Start of Provided data

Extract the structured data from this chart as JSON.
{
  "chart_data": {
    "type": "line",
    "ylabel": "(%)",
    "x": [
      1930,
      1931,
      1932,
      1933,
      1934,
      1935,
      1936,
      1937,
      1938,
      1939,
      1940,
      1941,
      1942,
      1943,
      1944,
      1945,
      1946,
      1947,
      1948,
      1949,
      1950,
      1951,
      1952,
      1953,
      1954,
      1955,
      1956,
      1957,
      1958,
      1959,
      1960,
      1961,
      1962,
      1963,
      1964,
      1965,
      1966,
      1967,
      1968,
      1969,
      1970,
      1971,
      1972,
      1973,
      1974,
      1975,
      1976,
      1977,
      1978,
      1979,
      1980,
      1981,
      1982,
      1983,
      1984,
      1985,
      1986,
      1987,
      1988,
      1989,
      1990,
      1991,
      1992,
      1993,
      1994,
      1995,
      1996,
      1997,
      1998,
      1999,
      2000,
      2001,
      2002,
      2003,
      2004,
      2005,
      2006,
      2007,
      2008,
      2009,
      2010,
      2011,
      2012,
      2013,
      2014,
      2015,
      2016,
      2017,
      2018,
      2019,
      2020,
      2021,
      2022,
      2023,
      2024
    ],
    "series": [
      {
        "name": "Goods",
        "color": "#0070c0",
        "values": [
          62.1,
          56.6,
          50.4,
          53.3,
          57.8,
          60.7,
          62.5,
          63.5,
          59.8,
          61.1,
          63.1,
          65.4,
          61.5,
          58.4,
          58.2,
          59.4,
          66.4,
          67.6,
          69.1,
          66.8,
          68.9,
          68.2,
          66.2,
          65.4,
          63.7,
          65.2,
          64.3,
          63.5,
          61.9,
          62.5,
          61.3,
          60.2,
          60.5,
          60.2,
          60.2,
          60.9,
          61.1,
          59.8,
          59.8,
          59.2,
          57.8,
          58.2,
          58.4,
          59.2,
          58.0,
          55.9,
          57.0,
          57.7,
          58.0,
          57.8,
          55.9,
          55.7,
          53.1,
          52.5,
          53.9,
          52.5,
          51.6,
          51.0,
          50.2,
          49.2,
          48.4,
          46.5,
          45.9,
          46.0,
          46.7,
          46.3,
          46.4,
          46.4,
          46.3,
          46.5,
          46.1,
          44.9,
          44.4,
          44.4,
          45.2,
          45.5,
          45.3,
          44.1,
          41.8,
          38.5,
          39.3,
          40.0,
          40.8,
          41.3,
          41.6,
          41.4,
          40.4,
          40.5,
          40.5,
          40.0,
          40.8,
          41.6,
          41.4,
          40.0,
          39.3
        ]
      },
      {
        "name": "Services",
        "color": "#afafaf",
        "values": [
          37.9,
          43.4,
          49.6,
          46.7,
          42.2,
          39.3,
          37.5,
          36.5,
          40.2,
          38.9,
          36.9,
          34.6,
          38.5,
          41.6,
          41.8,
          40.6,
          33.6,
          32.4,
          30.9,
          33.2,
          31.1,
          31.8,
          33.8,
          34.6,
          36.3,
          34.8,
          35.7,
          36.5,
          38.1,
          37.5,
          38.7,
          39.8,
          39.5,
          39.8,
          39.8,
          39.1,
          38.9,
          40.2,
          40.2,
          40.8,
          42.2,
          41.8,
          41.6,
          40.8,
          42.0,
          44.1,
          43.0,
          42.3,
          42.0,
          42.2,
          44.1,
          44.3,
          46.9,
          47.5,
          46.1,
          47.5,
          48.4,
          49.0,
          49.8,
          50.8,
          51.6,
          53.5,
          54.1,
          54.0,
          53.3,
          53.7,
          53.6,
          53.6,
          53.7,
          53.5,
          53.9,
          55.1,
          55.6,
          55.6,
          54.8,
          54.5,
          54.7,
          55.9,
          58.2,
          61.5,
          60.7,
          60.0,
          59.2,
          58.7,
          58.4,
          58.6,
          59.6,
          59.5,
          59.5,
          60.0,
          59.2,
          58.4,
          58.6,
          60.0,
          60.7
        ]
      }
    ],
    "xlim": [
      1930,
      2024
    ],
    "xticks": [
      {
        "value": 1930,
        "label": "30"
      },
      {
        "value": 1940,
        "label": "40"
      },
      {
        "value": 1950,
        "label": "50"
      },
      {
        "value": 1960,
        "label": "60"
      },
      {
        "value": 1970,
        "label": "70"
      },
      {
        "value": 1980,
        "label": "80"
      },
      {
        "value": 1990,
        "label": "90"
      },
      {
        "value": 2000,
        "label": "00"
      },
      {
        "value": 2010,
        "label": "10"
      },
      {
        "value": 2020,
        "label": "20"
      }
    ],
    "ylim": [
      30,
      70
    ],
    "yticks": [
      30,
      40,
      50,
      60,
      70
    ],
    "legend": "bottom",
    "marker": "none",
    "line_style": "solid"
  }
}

End of Provided data

--- Given request ---
Produce a verbatim transcription of the entries above.

--- Solution for this task ---
Extract the structured data from this chart as JSON.
{
  "chart_data": {
    "type": "line",
    "ylabel": "(%)",
    "x": [
      1930,
      1931,
      1932,
      1933,
      1934,
      1935,
      1936,
      1937,
      1938,
      1939,
      1940,
      1941,
      1942,
      1943,
      1944,
      1945,
      1946,
      1947,
      1948,
      1949,
      1950,
      1951,
      1952,
      1953,
      1954,
      1955,
      1956,
      1957,
      1958,
      1959,
      1960,
      1961,
      1962,
      1963,
      1964,
      1965,
      1966,
      1967,
      1968,
      1969,
      1970,
      1971,
      1972,
      1973,
      1974,
      1975,
      1976,
      1977,
      1978,
      1979,
      1980,
      1981,
      1982,
      1983,
      1984,
      1985,
      1986,
      1987,
      1988,
      1989,
      1990,
      1991,
      1992,
      1993,
      1994,
      1995,
      1996,
      1997,
      1998,
      1999,
      2000,
      2001,
      2002,
      2003,
      2004,
      2005,
      2006,
      2007,
      2008,
      2009,
      2010,
      2011,
      2012,
      2013,
      2014,
      2015,
      2016,
      2017,
      2018,
      2019,
      2020,
      2021,
      2022,
      2023,
      2024
    ],
    "series": [
      {
        "name": "Goods",
        "color": "#0070c0",
        "values": [
          62.1,
          56.6,
          50.4,
          53.3,
          57.8,
          60.7,
          62.5,
          63.5,
          59.8,
          61.1,
          63.1,
          65.4,
          61.5,
          58.4,
          58.2,
          59.4,
          66.4,
          67.6,
          69.1,
          66.8,
          68.9,
          68.2,
          66.2,
          65.4,
          63.7,
          65.2,
          64.3,
          63.5,
          61.9,
          62.5,
          61.3,
          60.2,
          60.5,
          60.2,
          60.2,
          60.9,
          61.1,
          59.8,
          59.8,
          59.2,
          57.8,
          58.2,
          58.4,
          59.2,
          58.0,
          55.9,
          57.0,
          57.7,
          58.0,
          57.8,
          55.9,
          55.7,
          53.1,
          52.5,
          53.9,
          52.5,
          51.6,
          51.0,
          50.2,
          49.2,
          48.4,
          46.5,
          45.9,
          46.0,
          46.7,
          46.3,
          46.4,
          46.4,
          46.3,
          46.5,
          46.1,
          44.9,
          44.4,
          44.4,
          45.2,
          45.5,
          45.3,
          44.1,
          41.8,
          38.5,
          39.3,
          40.0,
          40.8,
          41.3,
          41.6,
          41.4,
          40.4,
          40.5,
          40.5,
          40.0,
          40.8,
          41.6,
          41.4,
          40.0,
          39.3
        ]
      },
      {
        "name": "Services",
        "color": "#afafaf",
        "values": [
          37.9,
          43.4,
          49.6,
          46.7,
          42.2,
          39.3,
          37.5,
          36.5,
          40.2,
          38.9,
          36.9,
          34.6,
          38.5,
          41.6,
          41.8,
          40.6,
          33.6,
          32.4,
          30.9,
          33.2,
          31.1,
          31.8,
          33.8,
          34.6,
          36.3,
          34.8,
          35.7,
          36.5,
          38.1,
          37.5,
          38.7,
          39.8,
          39.5,
          39.8,
          39.8,
          39.1,
          38.9,
          40.2,
          40.2,
          40.8,
          42.2,
          41.8,
          41.6,
          40.8,
          42.0,
          44.1,
          43.0,
          42.3,
          42.0,
          42.2,
          44.1,
          44.3,
          46.9,
          47.5,
          46.1,
          47.5,
          48.4,
          49.0,
          49.8,
          50.8,
          51.6,
          53.5,
          54.1,
          54.0,
          53.3,
          53.7,
          53.6,
          53.6,
          53.7,
          53.5,
          53.9,
          55.1,
          55.6,
          55.6,
          54.8,
          54.5,
          54.7,
          55.9,
          58.2,
          61.5,
          60.7,
          60.0,
          59.2,
          58.7,
          58.4,
          58.6,
          59.6,
          59.5,
          59.5,
          60.0,
          59.2,
          58.4,
          58.6,
          60.0,
          60.7
        ]
      }
    ],
    "xlim": [
      1930,
      2024
    ],
    "xticks": [
      {
        "value": 1930,
        "label": "30"
      },
      {
        "value": 1940,
        "label": "40"
      },
      {
        "value": 1950,
        "label": "50"
      },
      {
        "value": 1960,
        "label": "60"
      },
      {
        "value": 1970,
        "label": "70"
      },
      {
        "value": 1980,
        "label": "80"
      },
      {
        "value": 1990,
        "label": "90"
      },
      {
        "value": 2000,
        "label": "00"
      },
      {
        "value": 2010,
        "label": "10"
      },
      {
        "value": 2020,
        "label": "20"
      }
    ],
    "ylim": [
      30,
      70
    ],
    "yticks": [
      30,
      40,
      50,
      60,
      70
    ],
    "legend": "bottom",
    "marker": "none",
    "line_style": "solid"
  }
}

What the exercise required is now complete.